_LISTED ENTRIES_
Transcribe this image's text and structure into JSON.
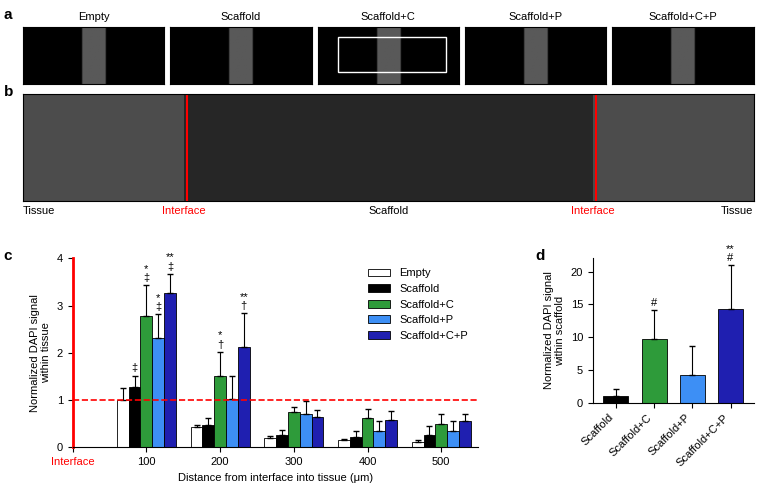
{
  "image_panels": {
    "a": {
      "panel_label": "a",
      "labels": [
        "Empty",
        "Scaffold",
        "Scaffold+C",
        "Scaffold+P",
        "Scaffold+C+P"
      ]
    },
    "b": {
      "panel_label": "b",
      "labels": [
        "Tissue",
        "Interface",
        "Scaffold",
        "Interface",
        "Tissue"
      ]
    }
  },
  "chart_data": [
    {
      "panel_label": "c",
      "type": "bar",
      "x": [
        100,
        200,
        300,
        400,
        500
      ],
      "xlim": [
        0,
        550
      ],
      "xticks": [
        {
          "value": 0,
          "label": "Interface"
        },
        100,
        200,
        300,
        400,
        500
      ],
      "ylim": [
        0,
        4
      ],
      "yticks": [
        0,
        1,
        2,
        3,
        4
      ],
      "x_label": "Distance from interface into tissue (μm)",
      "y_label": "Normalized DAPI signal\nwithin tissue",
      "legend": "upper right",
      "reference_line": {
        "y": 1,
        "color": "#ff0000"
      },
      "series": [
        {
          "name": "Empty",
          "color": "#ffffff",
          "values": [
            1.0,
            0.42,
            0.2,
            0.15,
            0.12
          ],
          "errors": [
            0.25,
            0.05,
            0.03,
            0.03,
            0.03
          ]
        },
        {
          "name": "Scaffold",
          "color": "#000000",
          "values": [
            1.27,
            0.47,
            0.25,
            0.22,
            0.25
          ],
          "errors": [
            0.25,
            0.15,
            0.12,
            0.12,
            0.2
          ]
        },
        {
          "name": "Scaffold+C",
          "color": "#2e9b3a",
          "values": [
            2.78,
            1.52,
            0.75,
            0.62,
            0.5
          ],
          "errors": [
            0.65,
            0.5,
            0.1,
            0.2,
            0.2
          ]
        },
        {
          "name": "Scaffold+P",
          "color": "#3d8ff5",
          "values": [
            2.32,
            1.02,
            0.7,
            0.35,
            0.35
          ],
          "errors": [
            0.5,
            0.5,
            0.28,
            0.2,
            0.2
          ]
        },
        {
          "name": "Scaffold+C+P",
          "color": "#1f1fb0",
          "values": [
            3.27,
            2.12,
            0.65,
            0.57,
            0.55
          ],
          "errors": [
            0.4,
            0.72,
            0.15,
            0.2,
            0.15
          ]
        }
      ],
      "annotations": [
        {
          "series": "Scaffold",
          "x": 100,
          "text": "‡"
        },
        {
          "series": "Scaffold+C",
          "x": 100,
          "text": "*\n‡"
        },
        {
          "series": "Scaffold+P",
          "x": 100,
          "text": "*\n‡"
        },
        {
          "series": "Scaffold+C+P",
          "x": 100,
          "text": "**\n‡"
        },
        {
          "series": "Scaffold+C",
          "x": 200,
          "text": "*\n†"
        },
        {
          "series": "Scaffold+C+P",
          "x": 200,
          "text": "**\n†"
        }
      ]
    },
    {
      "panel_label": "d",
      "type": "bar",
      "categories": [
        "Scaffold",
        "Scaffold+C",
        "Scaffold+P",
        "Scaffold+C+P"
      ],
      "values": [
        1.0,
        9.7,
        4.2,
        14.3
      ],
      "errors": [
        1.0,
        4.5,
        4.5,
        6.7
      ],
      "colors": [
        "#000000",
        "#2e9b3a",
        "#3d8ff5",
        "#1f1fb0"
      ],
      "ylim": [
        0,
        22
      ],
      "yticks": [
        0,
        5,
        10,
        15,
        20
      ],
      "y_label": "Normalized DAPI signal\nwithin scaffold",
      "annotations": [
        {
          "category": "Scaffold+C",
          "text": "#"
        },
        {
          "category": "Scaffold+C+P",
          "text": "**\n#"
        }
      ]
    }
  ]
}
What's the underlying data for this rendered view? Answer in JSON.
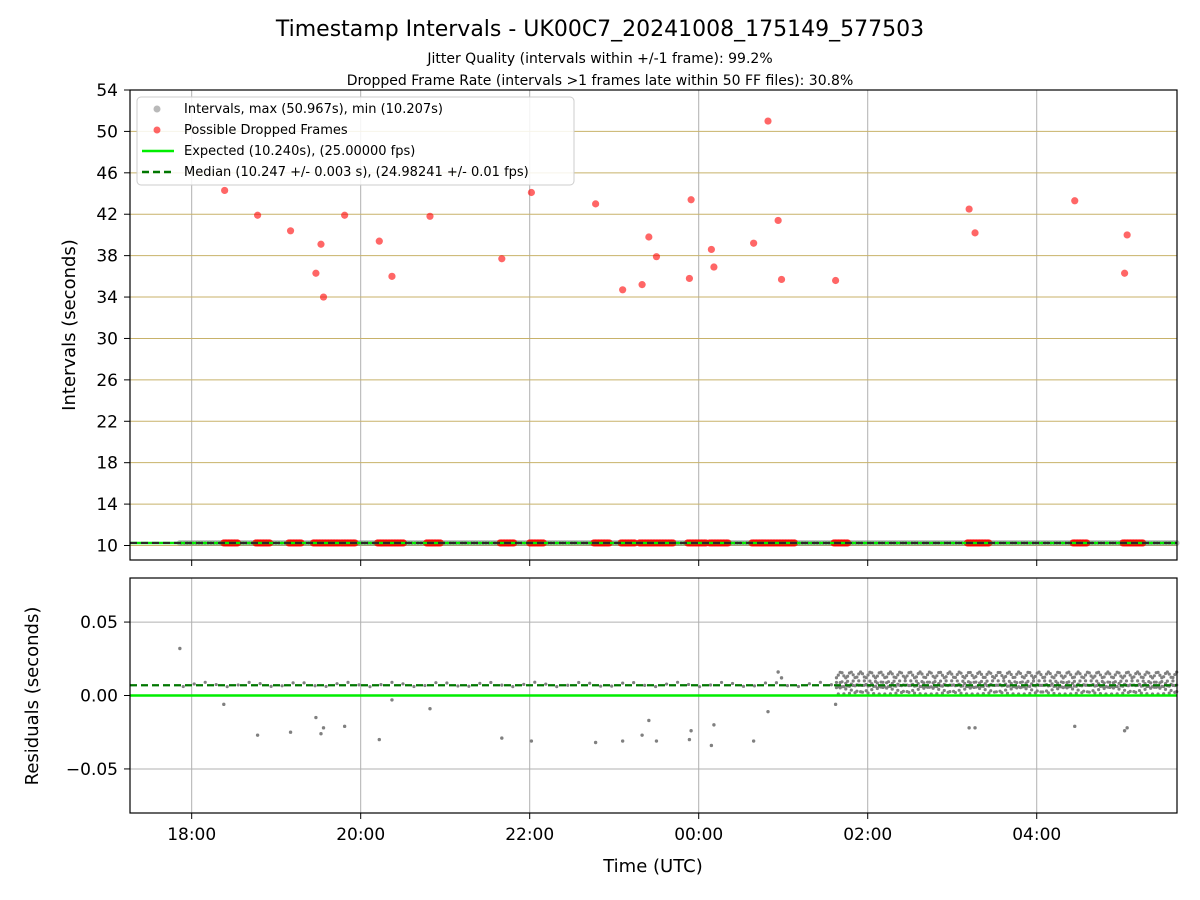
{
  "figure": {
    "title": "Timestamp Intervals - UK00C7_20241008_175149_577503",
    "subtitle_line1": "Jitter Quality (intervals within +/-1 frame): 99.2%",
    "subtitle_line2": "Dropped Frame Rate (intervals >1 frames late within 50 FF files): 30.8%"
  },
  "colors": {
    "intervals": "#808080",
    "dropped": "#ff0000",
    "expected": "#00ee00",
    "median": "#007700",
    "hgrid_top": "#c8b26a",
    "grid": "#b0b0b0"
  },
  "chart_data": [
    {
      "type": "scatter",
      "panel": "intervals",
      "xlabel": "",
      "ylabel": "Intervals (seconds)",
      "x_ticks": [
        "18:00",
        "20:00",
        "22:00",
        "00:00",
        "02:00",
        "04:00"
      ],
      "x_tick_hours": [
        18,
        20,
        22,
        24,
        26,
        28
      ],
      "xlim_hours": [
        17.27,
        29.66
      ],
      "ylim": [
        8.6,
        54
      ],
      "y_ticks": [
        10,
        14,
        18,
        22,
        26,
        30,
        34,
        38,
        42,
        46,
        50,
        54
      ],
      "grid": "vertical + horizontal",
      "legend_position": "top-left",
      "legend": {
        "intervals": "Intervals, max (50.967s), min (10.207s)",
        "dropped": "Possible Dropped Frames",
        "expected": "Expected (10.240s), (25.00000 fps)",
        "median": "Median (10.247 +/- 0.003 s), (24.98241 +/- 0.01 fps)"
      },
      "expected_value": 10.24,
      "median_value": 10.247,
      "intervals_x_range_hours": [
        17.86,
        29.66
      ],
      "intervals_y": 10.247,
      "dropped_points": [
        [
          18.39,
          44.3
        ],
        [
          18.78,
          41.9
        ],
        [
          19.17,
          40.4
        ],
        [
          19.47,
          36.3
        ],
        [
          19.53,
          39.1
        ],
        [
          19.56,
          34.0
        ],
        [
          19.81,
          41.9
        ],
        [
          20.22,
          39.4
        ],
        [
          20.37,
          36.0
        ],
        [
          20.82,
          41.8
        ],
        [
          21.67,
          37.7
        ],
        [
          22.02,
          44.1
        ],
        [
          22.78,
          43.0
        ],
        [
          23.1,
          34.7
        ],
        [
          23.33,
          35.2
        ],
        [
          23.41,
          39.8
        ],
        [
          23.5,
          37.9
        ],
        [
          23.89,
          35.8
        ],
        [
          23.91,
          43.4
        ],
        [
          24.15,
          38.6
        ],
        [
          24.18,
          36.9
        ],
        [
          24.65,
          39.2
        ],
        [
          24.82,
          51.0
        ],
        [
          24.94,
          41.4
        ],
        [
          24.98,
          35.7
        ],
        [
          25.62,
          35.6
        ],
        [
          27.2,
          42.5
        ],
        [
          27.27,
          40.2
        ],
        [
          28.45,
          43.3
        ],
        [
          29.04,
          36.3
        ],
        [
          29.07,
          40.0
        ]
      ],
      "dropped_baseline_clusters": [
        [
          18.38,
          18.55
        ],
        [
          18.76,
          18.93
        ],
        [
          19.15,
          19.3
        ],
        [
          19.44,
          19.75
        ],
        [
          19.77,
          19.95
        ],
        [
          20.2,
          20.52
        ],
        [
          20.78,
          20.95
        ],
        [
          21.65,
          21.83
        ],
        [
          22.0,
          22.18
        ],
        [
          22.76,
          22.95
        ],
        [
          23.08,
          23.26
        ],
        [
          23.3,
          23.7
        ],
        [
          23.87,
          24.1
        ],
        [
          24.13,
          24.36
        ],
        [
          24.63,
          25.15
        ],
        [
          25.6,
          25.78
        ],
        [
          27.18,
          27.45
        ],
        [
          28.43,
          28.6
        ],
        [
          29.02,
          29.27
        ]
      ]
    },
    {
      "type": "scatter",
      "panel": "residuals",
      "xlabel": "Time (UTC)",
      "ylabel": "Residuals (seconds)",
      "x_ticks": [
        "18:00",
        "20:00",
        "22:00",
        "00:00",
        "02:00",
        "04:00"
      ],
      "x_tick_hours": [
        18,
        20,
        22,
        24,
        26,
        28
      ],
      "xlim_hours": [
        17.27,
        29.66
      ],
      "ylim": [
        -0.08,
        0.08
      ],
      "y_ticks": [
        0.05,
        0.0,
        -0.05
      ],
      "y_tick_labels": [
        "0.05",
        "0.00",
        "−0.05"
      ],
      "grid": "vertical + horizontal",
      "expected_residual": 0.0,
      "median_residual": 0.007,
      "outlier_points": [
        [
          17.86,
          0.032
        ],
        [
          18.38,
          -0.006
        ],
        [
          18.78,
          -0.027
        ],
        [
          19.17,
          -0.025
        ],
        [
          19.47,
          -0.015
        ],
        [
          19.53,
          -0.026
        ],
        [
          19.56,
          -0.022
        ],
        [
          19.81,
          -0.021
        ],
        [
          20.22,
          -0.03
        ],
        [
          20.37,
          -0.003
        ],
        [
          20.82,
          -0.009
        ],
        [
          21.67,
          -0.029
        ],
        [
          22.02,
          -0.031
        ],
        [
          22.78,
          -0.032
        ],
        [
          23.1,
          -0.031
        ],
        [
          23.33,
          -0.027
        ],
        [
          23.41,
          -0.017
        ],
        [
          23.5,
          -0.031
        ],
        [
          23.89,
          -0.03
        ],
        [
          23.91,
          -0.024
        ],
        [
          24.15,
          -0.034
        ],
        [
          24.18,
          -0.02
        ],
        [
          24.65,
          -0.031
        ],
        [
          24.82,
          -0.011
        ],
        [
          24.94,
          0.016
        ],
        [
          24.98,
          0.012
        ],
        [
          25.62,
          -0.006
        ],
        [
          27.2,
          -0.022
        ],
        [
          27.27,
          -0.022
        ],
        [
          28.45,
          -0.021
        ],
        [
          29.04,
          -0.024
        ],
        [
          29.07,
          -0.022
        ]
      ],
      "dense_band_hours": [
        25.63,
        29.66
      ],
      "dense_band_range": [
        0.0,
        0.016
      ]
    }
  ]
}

* * *

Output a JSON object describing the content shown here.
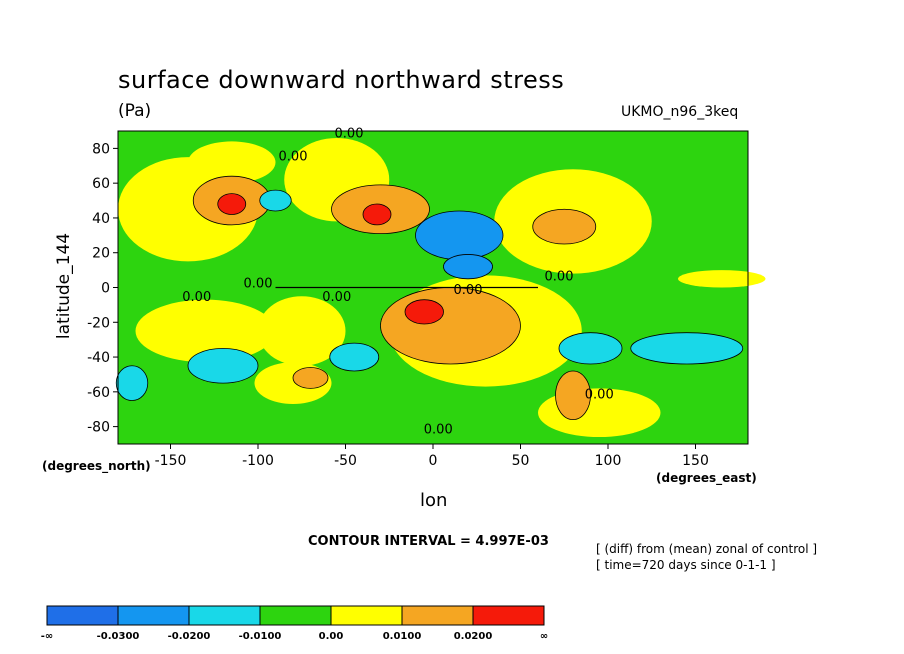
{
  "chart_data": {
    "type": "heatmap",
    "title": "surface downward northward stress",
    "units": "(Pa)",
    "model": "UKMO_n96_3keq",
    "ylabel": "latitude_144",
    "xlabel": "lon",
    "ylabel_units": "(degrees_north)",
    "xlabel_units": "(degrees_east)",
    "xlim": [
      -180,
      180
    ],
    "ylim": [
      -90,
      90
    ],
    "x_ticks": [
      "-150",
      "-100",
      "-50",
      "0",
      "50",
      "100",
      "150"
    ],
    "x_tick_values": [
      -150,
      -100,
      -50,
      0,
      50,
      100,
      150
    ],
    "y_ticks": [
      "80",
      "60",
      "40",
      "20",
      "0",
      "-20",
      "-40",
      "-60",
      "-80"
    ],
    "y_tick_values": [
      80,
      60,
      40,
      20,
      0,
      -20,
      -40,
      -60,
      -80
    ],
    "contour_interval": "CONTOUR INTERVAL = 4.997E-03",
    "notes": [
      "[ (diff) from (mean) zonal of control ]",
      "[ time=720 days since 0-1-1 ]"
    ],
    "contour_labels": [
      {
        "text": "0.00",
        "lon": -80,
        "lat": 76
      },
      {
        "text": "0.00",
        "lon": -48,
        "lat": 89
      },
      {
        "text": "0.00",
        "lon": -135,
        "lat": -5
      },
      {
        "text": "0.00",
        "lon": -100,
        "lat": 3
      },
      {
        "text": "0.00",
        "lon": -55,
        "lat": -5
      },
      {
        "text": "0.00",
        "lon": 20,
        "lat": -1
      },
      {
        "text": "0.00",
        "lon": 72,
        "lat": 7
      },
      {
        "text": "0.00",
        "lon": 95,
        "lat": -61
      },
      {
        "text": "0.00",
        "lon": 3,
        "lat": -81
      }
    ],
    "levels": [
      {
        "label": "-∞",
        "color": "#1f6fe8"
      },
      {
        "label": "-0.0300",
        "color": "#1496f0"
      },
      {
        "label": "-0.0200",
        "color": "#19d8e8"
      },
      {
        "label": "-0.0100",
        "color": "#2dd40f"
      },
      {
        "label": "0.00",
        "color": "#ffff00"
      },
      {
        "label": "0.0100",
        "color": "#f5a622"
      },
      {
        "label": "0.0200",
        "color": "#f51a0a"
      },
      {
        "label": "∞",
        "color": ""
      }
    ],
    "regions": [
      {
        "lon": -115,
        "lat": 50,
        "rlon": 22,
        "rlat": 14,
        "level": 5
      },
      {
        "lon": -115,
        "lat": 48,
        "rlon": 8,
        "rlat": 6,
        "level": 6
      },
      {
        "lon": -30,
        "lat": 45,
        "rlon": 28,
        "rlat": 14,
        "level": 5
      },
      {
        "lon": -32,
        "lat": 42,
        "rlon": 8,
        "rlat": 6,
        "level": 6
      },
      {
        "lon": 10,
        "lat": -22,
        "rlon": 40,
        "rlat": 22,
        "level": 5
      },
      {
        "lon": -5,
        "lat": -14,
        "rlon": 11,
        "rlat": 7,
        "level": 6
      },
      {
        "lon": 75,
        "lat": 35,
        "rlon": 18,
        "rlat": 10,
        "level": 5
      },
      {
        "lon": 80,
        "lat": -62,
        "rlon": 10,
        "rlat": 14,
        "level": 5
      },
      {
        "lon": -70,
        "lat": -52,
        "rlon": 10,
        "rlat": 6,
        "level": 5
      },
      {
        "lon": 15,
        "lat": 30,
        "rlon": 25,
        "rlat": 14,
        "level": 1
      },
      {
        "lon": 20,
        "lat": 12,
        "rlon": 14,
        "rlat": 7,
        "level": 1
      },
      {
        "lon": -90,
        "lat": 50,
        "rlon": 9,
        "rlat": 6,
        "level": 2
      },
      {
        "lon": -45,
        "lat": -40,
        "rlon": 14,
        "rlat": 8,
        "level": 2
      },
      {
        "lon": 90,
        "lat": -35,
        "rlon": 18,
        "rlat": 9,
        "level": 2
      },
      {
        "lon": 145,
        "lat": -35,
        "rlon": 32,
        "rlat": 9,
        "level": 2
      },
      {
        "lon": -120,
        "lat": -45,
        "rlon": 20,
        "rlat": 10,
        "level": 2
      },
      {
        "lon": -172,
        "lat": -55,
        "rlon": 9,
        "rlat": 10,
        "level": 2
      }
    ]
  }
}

* * *

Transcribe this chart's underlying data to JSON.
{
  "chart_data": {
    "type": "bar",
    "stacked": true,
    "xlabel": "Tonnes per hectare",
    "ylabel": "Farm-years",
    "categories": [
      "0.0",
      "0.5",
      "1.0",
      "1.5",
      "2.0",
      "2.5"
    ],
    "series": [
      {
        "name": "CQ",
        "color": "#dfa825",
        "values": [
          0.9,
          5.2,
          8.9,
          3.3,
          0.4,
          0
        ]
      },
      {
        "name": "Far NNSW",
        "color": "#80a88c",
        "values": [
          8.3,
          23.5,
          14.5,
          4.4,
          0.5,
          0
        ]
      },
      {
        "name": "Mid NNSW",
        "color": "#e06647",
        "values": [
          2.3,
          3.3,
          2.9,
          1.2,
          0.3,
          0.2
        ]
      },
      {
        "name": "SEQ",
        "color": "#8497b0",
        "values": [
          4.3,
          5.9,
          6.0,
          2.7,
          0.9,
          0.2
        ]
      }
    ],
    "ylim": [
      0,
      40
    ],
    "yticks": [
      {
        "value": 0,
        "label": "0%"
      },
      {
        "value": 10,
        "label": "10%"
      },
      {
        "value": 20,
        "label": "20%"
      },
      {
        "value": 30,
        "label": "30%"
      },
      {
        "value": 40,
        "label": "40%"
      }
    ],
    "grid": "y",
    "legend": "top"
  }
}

_REQUIRED WORK_
Work out how many lines of the listing above include the word "into". Report only the number.

_OUTPUT FOR THIS TASK_
2